» **Exercise instructions**
Can you write out all the lines word for word, with no pictures?

Dataset entries
......
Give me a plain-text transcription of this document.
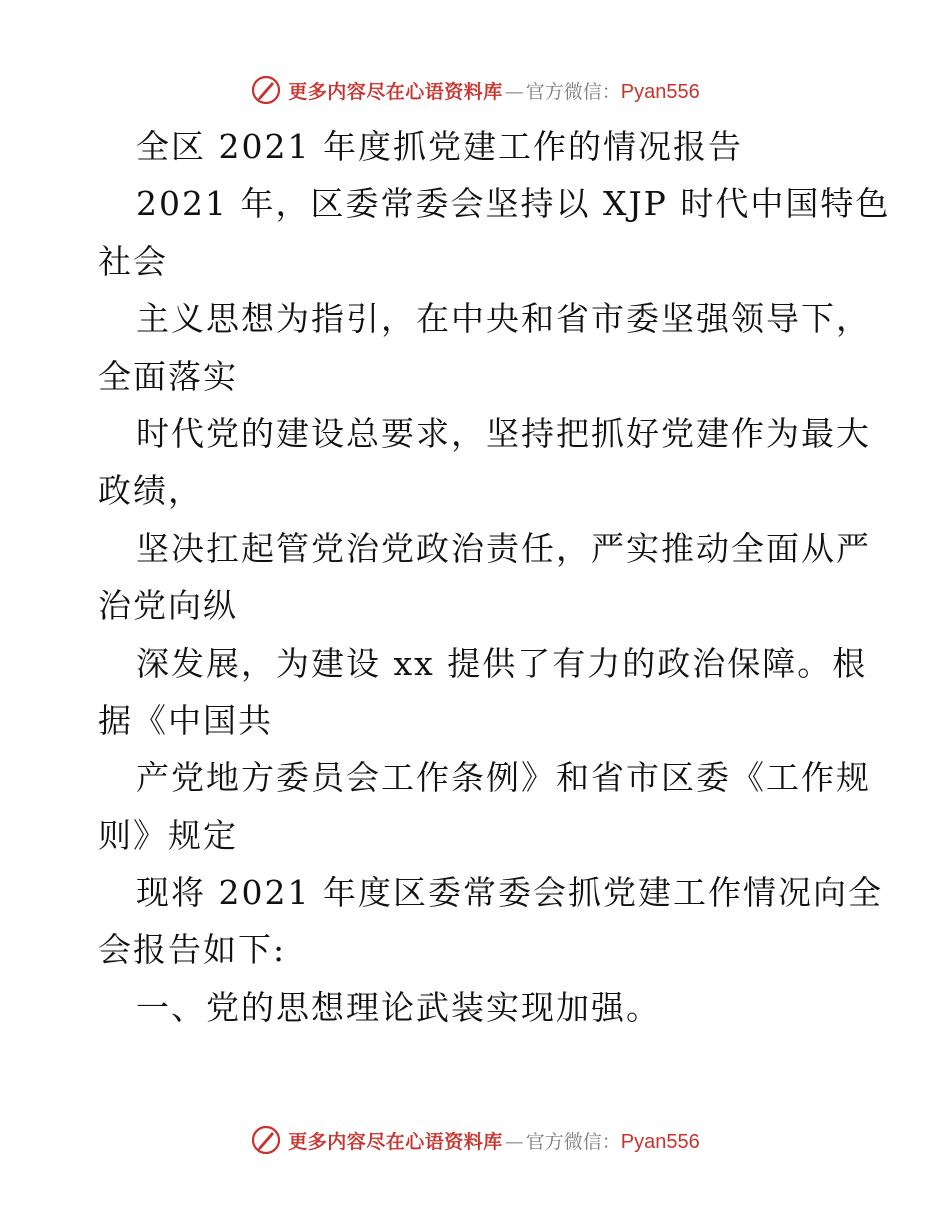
更多内容尽在心语资料库 — 官方微信： Pyan556
全区 2021 年度抓党建工作的情况报告
2021 年，区委常委会坚持以 XJP 时代中国特色
社会
主义思想为指引，在中央和省市委坚强领导下，
全面落实
时代党的建设总要求，坚持把抓好党建作为最大
政绩，
坚决扛起管党治党政治责任，严实推动全面从严
治党向纵
深发展，为建设 xx 提供了有力的政治保障。根
据《中国共
产党地方委员会工作条例》和省市区委《工作规
则》规定
现将 2021 年度区委常委会抓党建工作情况向全
会报告如下:
一、党的思想理论武装实现加强。
更多内容尽在心语资料库 — 官方微信： Pyan556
......
» **Written solution**
Give me a plain-text transcription of this document.
更多内容尽在心语资料库 — 官方微信： Pyan556
全区 2021 年度抓党建工作的情况报告
2021 年，区委常委会坚持以 XJP 时代中国特色
社会
主义思想为指引，在中央和省市委坚强领导下，
全面落实
时代党的建设总要求，坚持把抓好党建作为最大
政绩，
坚决扛起管党治党政治责任，严实推动全面从严
治党向纵
深发展，为建设 xx 提供了有力的政治保障。根
据《中国共
产党地方委员会工作条例》和省市区委《工作规
则》规定
现将 2021 年度区委常委会抓党建工作情况向全
会报告如下:
一、党的思想理论武装实现加强。
更多内容尽在心语资料库 — 官方微信： Pyan556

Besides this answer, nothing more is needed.